Dataset items
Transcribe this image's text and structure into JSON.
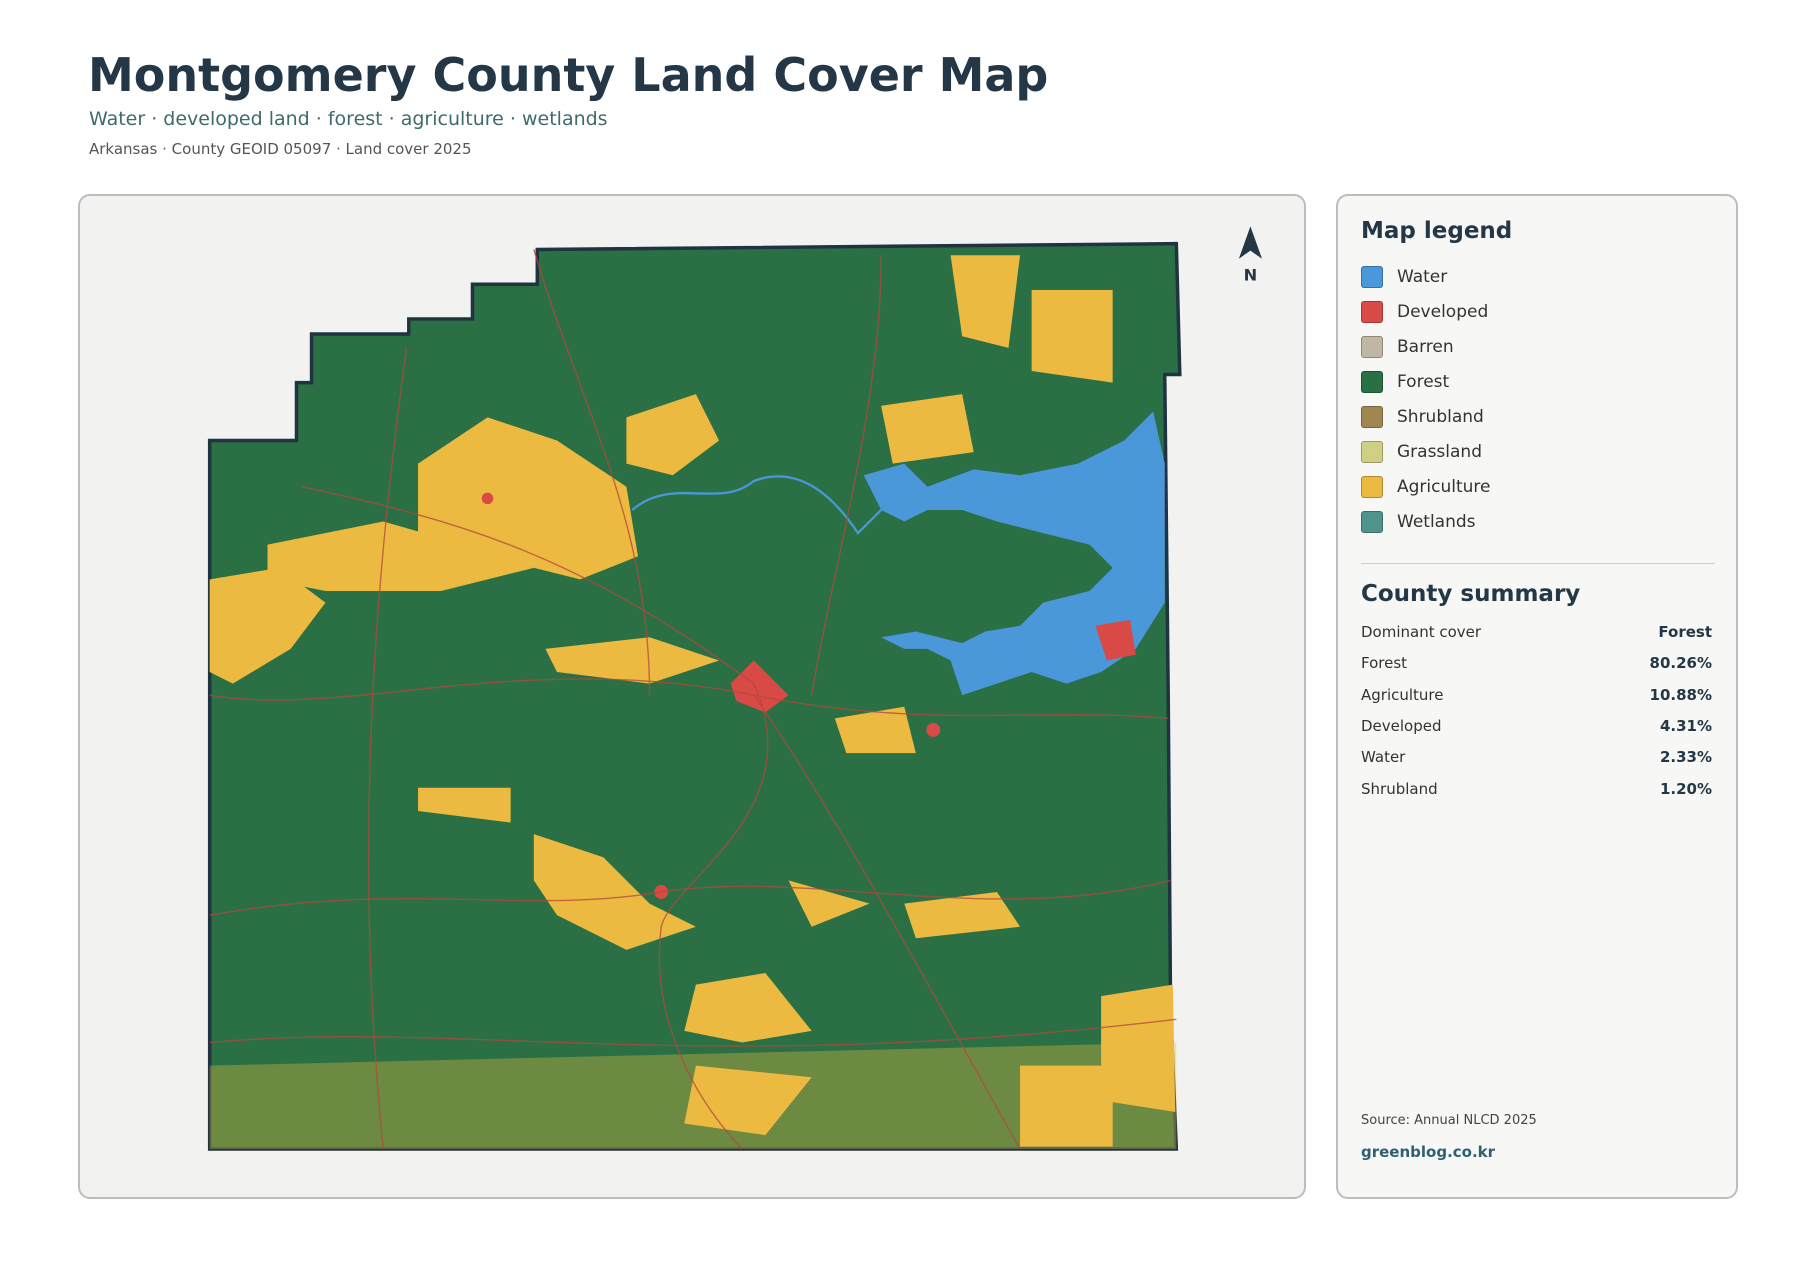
{
  "header": {
    "title": "Montgomery County Land Cover Map",
    "subtitle": "Water · developed land · forest · agriculture · wetlands",
    "meta": "Arkansas · County GEOID 05097 · Land cover 2025"
  },
  "map": {
    "north": "N"
  },
  "legend": {
    "title": "Map legend",
    "items": [
      {
        "label": "Water",
        "color": "#4a97d9"
      },
      {
        "label": "Developed",
        "color": "#d94a46"
      },
      {
        "label": "Barren",
        "color": "#bfb6a3"
      },
      {
        "label": "Forest",
        "color": "#2a7044"
      },
      {
        "label": "Shrubland",
        "color": "#a08650"
      },
      {
        "label": "Grassland",
        "color": "#cfd084"
      },
      {
        "label": "Agriculture",
        "color": "#ecba40"
      },
      {
        "label": "Wetlands",
        "color": "#4f938c"
      }
    ]
  },
  "summary": {
    "title": "County summary",
    "rows": [
      [
        "Dominant cover",
        "Forest"
      ],
      [
        "Forest",
        "80.26%"
      ],
      [
        "Agriculture",
        "10.88%"
      ],
      [
        "Developed",
        "4.31%"
      ],
      [
        "Water",
        "2.33%"
      ],
      [
        "Shrubland",
        "1.20%"
      ]
    ]
  },
  "footer": {
    "source": "Source: Annual NLCD 2025",
    "site": "greenblog.co.kr"
  }
}
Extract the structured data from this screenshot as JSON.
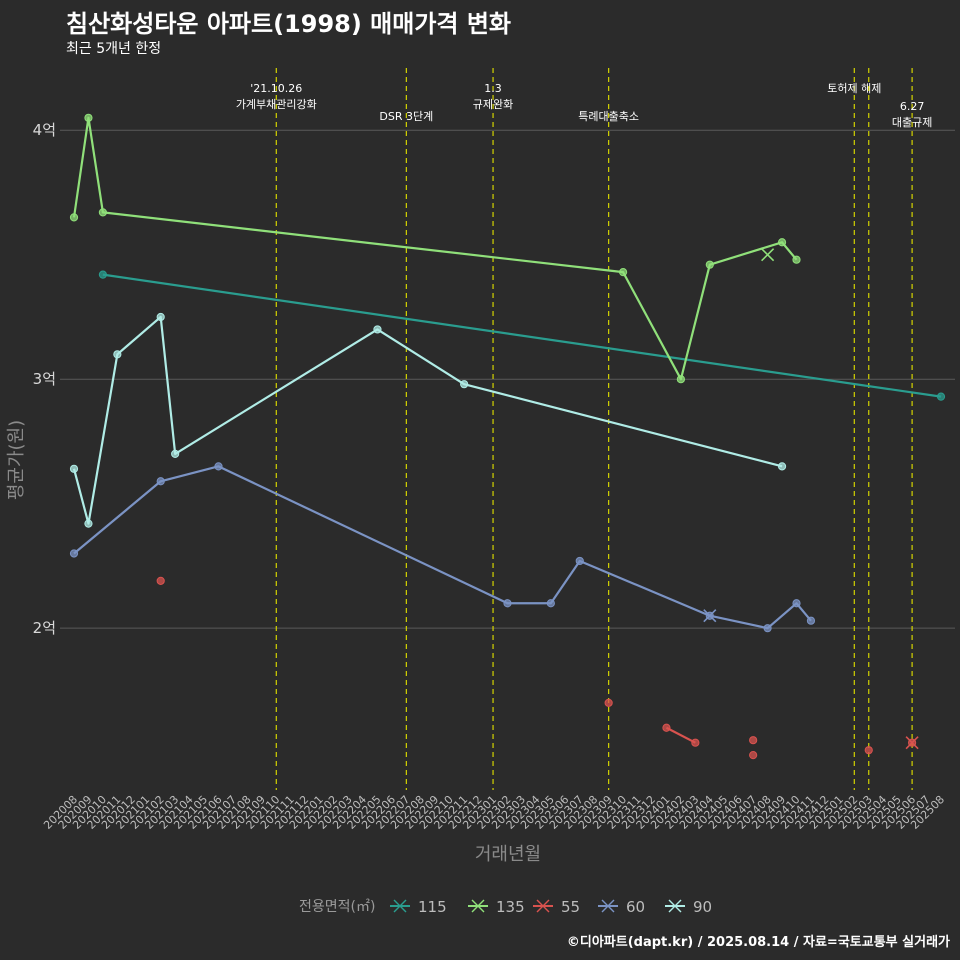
{
  "header": {
    "title": "침산화성타운 아파트(1998) 매매가격 변화",
    "subtitle": "최근 5개년 한정",
    "caption": "©디아파트(dapt.kr) / 2025.08.14 / 자료=국토교통부 실거래가"
  },
  "chart_data": {
    "type": "line",
    "xlabel": "거래년월",
    "ylabel": "평균가(원)",
    "ylim": [
      1.35,
      4.25
    ],
    "y_ticks": [
      {
        "value": 2,
        "label": "2억"
      },
      {
        "value": 3,
        "label": "3억"
      },
      {
        "value": 4,
        "label": "4억"
      }
    ],
    "grid": true,
    "legend_position": "bottom",
    "legend_title": "전용면적(㎡)",
    "categories": [
      "202008",
      "202009",
      "202010",
      "202011",
      "202012",
      "202101",
      "202102",
      "202103",
      "202104",
      "202105",
      "202106",
      "202107",
      "202108",
      "202109",
      "202110",
      "202111",
      "202112",
      "202201",
      "202202",
      "202203",
      "202204",
      "202205",
      "202206",
      "202207",
      "202208",
      "202209",
      "202210",
      "202211",
      "202212",
      "202301",
      "202302",
      "202303",
      "202304",
      "202305",
      "202306",
      "202307",
      "202308",
      "202309",
      "202310",
      "202311",
      "202312",
      "202401",
      "202402",
      "202403",
      "202404",
      "202405",
      "202406",
      "202407",
      "202408",
      "202409",
      "202410",
      "202411",
      "202412",
      "202501",
      "202502",
      "202503",
      "202504",
      "202505",
      "202506",
      "202507",
      "202508"
    ],
    "events": [
      {
        "x": "202110",
        "lines": [
          "'21.10.26",
          "가계부채관리강화"
        ],
        "row": 0
      },
      {
        "x": "202207",
        "lines": [
          "DSR 3단계"
        ],
        "row": 1
      },
      {
        "x": "202301",
        "lines": [
          "1.3",
          "규제완화"
        ],
        "row": 0
      },
      {
        "x": "202309",
        "lines": [
          "특례대출축소"
        ],
        "row": 1
      },
      {
        "x": "202502",
        "lines": [
          "토허제 해제"
        ],
        "row": 0
      },
      {
        "x": "202503",
        "lines": [],
        "row": 0
      },
      {
        "x": "202506",
        "lines": [
          "6.27",
          "대출규제"
        ],
        "row": 2
      }
    ],
    "series": [
      {
        "name": "115",
        "color": "#2a9d8f",
        "points": [
          [
            "202010",
            3.42
          ],
          [
            "202508",
            2.93
          ]
        ]
      },
      {
        "name": "135",
        "color": "#90e07a",
        "points": [
          [
            "202008",
            3.65
          ],
          [
            "202009",
            4.05
          ],
          [
            "202010",
            3.67
          ],
          [
            "202310",
            3.43
          ],
          [
            "202402",
            3.0
          ],
          [
            "202404",
            3.46
          ],
          [
            "202409",
            3.55
          ],
          [
            "202410",
            3.48
          ]
        ],
        "cross": [
          "202408",
          3.5
        ]
      },
      {
        "name": "55",
        "color": "#d9534f",
        "points": [
          [
            "202102",
            2.19
          ],
          [
            "202309",
            1.7
          ],
          [
            "202401",
            1.6
          ],
          [
            "202403",
            1.54
          ],
          [
            "202407",
            1.55
          ],
          [
            "202407",
            1.49
          ],
          [
            "202503",
            1.51
          ],
          [
            "202506",
            1.54
          ]
        ],
        "line_segments": [
          [
            2,
            3
          ]
        ],
        "cross": [
          "202506",
          1.54
        ]
      },
      {
        "name": "60",
        "color": "#7b93c4",
        "points": [
          [
            "202008",
            2.3
          ],
          [
            "202102",
            2.59
          ],
          [
            "202106",
            2.65
          ],
          [
            "202302",
            2.1
          ],
          [
            "202305",
            2.1
          ],
          [
            "202307",
            2.27
          ],
          [
            "202404",
            2.05
          ],
          [
            "202408",
            2.0
          ],
          [
            "202410",
            2.1
          ],
          [
            "202411",
            2.03
          ]
        ],
        "cross": [
          "202404",
          2.05
        ]
      },
      {
        "name": "90",
        "color": "#b0ece6",
        "points": [
          [
            "202008",
            2.64
          ],
          [
            "202009",
            2.42
          ],
          [
            "202011",
            3.1
          ],
          [
            "202102",
            3.25
          ],
          [
            "202103",
            2.7
          ],
          [
            "202205",
            3.2
          ],
          [
            "202211",
            2.98
          ],
          [
            "202409",
            2.65
          ]
        ]
      }
    ]
  }
}
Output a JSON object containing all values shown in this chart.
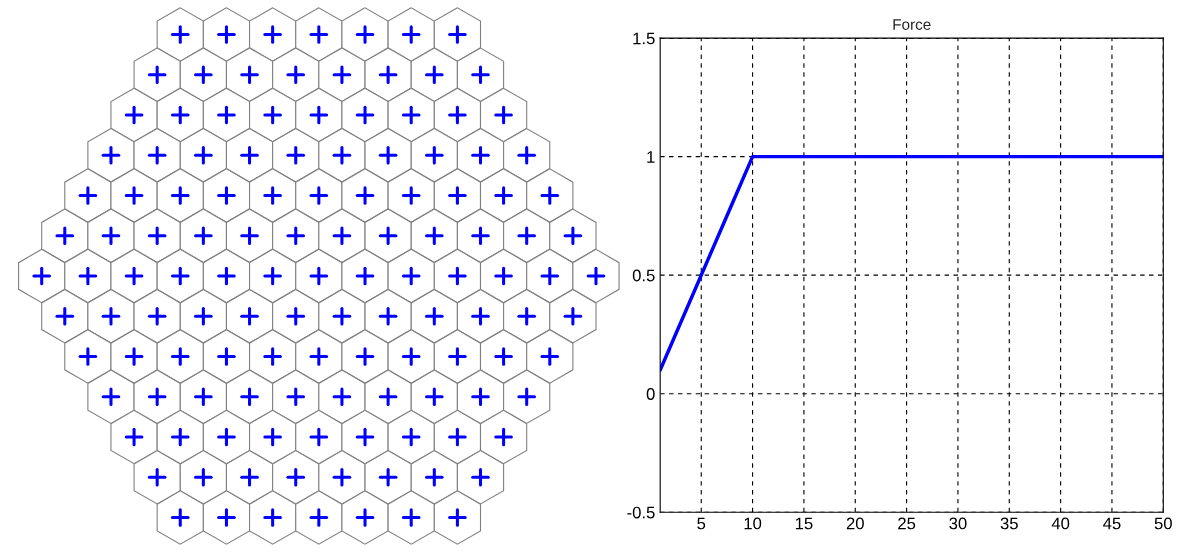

> _What the task requires_
Copy every line of the records above that holds the word "this".

> _Response_
Transcribe this image's text and structure into JSON.
Extract the structured data from this screenshot as JSON.
Output a JSON object containing all values shown in this chart.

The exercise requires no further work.